> _TASK DETAILS_:
Find the line that contains "Extract all readable text from this page." in the entries below. Restate it and every line after it, word for word, with no pictures.

----- RECORDS FOR THIS EXERCISE -----

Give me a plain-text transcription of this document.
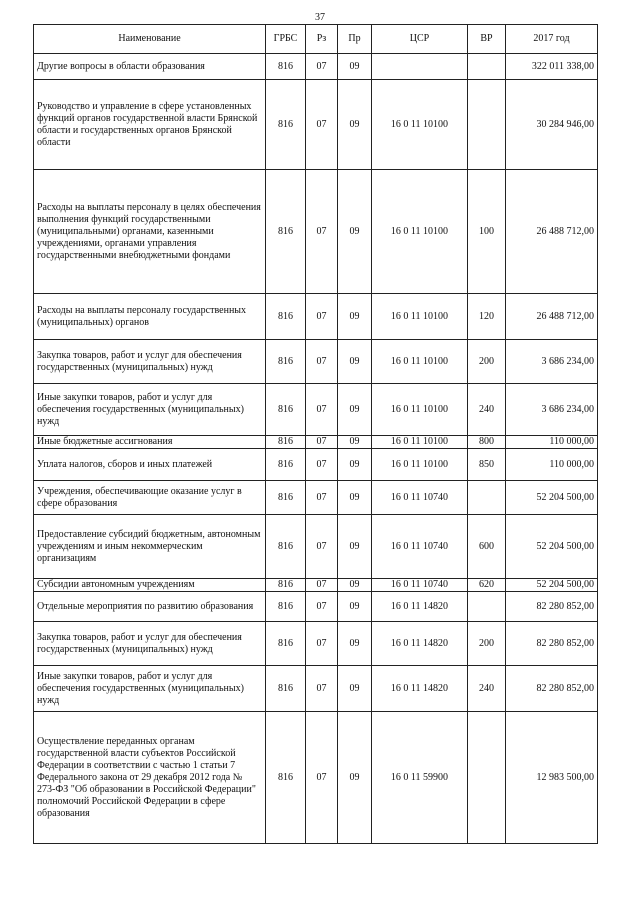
37
Наименование	ГРБС	Рз	Пр	ЦСР	ВР	2017 год
Другие вопросы в области образования	816	07	09			322 011 338,00
Руководство и управление в сфере установленных функций органов государственной власти Брянской области и государственных органов Брянской области	816	07	09	16 0 11 10100		30 284 946,00
Расходы на выплаты персоналу в целях обеспечения выполнения функций государственными (муниципальными) органами, казенными учреждениями, органами управления государственными внебюджетными фондами	816	07	09	16 0 11 10100	100	26 488 712,00
Расходы на выплаты персоналу государственных (муниципальных) органов	816	07	09	16 0 11 10100	120	26 488 712,00
Закупка товаров, работ и услуг для обеспечения государственных (муниципальных) нужд	816	07	09	16 0 11 10100	200	3 686 234,00
Иные закупки товаров, работ и услуг для обеспечения государственных (муниципальных) нужд	816	07	09	16 0 11 10100	240	3 686 234,00
Иные бюджетные ассигнования	816	07	09	16 0 11 10100	800	110 000,00
Уплата налогов, сборов и иных платежей	816	07	09	16 0 11 10100	850	110 000,00
Учреждения, обеспечивающие оказание услуг в сфере образования	816	07	09	16 0 11 10740		52 204 500,00
Предоставление субсидий бюджетным, автономным учреждениям и иным некоммерческим организациям	816	07	09	16 0 11 10740	600	52 204 500,00
Субсидии автономным учреждениям	816	07	09	16 0 11 10740	620	52 204 500,00
Отдельные мероприятия по развитию образования	816	07	09	16 0 11 14820		82 280 852,00
Закупка товаров, работ и услуг для обеспечения государственных (муниципальных) нужд	816	07	09	16 0 11 14820	200	82 280 852,00
Иные закупки товаров, работ и услуг для обеспечения государственных (муниципальных) нужд	816	07	09	16 0 11 14820	240	82 280 852,00
Осуществление переданных органам государственной власти субъектов Российской Федерации в соответствии с частью 1 статьи 7 Федерального закона от 29 декабря 2012 года № 273-ФЗ "Об образовании в Российской Федерации" полномочий Российской Федерации в сфере образования	816	07	09	16 0 11 59900		12 983 500,00
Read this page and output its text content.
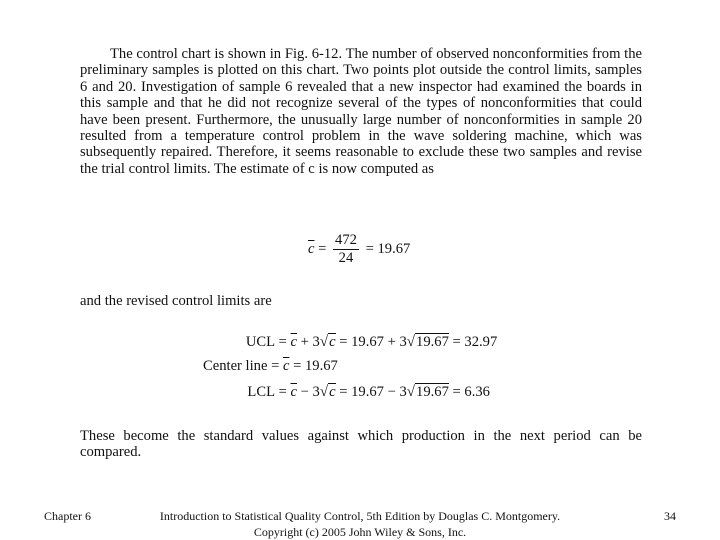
The control chart is shown in Fig. 6-12. The number of observed nonconformities from the preliminary samples is plotted on this chart. Two points plot outside the control limits, samples 6 and 20. Investigation of sample 6 revealed that a new inspector had examined the boards in this sample and that he did not recognize several of the types of nonconformities that could have been present. Furthermore, the unusually large number of nonconformities in sample 20 resulted from a temperature control problem in the wave soldering machine, which was subsequently repaired. Therefore, it seems reasonable to exclude these two samples and revise the trial control limits. The estimate of c is now computed as
$\overline{c} = \frac{472}{24} = 19.67$
and the revised control limits are
UCL = $\overline{c} + 3√c = 19.67 + 3√19.67 = 32.97$
Center line = $\overline{c} = 19.67$
LCL = $\overline{c} - 3√c = 19.67 - 3√19.67 = 6.36$
These become the standard values against which production in the next period can be compared.
Chapter 6	Introduction to Statistical Quality Control, 5th Edition by Douglas C. Montgomery.
Copyright (c) 2005 John Wiley & Sons, Inc.
34
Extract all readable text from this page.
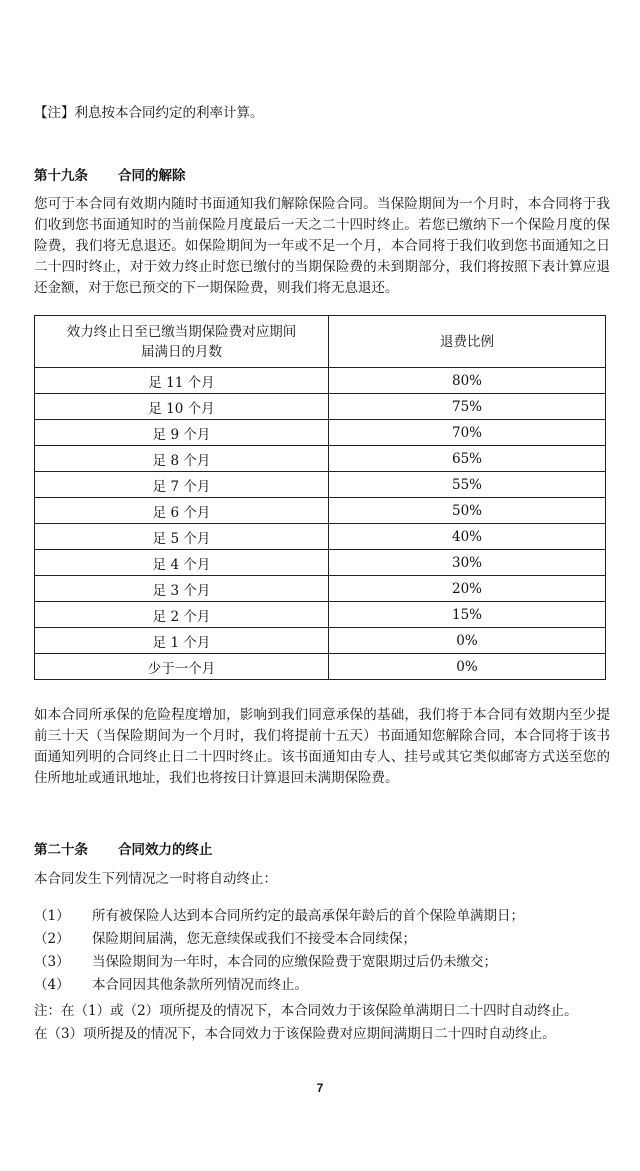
【注】利息按本合同约定的利率计算。
第十九条 合同的解除
您可于本合同有效期内随时书面通知我们解除保险合同。当保险期间为一个月时，本合同将于我们收到您书面通知时的当前保险月度最后一天之二十四时终止。若您已缴纳下一个保险月度的保险费，我们将无息退还。如保险期间为一年或不足一个月，本合同将于我们收到您书面通知之日二十四时终止，对于效力终止时您已缴付的当期保险费的未到期部分，我们将按照下表计算应退还金额，对于您已预交的下一期保险费，则我们将无息退还。
效力终止日至已缴当期保险费对应期间届满日的月数	退费比例
足 11 个月	80%
足 10 个月	75%
足 9 个月	70%
足 8 个月	65%
足 7 个月	55%
足 6 个月	50%
足 5 个月	40%
足 4 个月	30%
足 3 个月	20%
足 2 个月	15%
足 1 个月	0%
少于一个月	0%
如本合同所承保的危险程度增加，影响到我们同意承保的基础，我们将于本合同有效期内至少提前三十天（当保险期间为一个月时，我们将提前十五天）书面通知您解除合同，本合同将于该书面通知列明的合同终止日二十四时终止。该书面通知由专人、挂号或其它类似邮寄方式送至您的住所地址或通讯地址，我们也将按日计算退回未满期保险费。
第二十条 合同效力的终止
本合同发生下列情况之一时将自动终止：
（1） 所有被保险人达到本合同所约定的最高承保年龄后的首个保险单满期日；
（2） 保险期间届满，您无意续保或我们不接受本合同续保；
（3） 当保险期间为一年时，本合同的应缴保险费于宽限期过后仍未缴交；
（4） 本合同因其他条款所列情况而终止。
注：在（1）或（2）项所提及的情况下，本合同效力于该保险单满期日二十四时自动终止。
在（3）项所提及的情况下，本合同效力于该保险费对应期间满期日二十四时自动终止。
7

-----

> _EXPECTED ANSWER_:
Extract all readable text from this page.
【注】利息按本合同约定的利率计算。
第十九条 合同的解除
您可于本合同有效期内随时书面通知我们解除保险合同。当保险期间为一个月时，本合同将于我们收到您书面通知时的当前保险月度最后一天之二十四时终止。若您已缴纳下一个保险月度的保险费，我们将无息退还。如保险期间为一年或不足一个月，本合同将于我们收到您书面通知之日二十四时终止，对于效力终止时您已缴付的当期保险费的未到期部分，我们将按照下表计算应退还金额，对于您已预交的下一期保险费，则我们将无息退还。
效力终止日至已缴当期保险费对应期间届满日的月数	退费比例
足 11 个月	80%
足 10 个月	75%
足 9 个月	70%
足 8 个月	65%
足 7 个月	55%
足 6 个月	50%
足 5 个月	40%
足 4 个月	30%
足 3 个月	20%
足 2 个月	15%
足 1 个月	0%
少于一个月	0%
如本合同所承保的危险程度增加，影响到我们同意承保的基础，我们将于本合同有效期内至少提前三十天（当保险期间为一个月时，我们将提前十五天）书面通知您解除合同，本合同将于该书面通知列明的合同终止日二十四时终止。该书面通知由专人、挂号或其它类似邮寄方式送至您的住所地址或通讯地址，我们也将按日计算退回未满期保险费。
第二十条 合同效力的终止
本合同发生下列情况之一时将自动终止：
（1） 所有被保险人达到本合同所约定的最高承保年龄后的首个保险单满期日；
（2） 保险期间届满，您无意续保或我们不接受本合同续保；
（3） 当保险期间为一年时，本合同的应缴保险费于宽限期过后仍未缴交；
（4） 本合同因其他条款所列情况而终止。
注：在（1）或（2）项所提及的情况下，本合同效力于该保险单满期日二十四时自动终止。
在（3）项所提及的情况下，本合同效力于该保险费对应期间满期日二十四时自动终止。
7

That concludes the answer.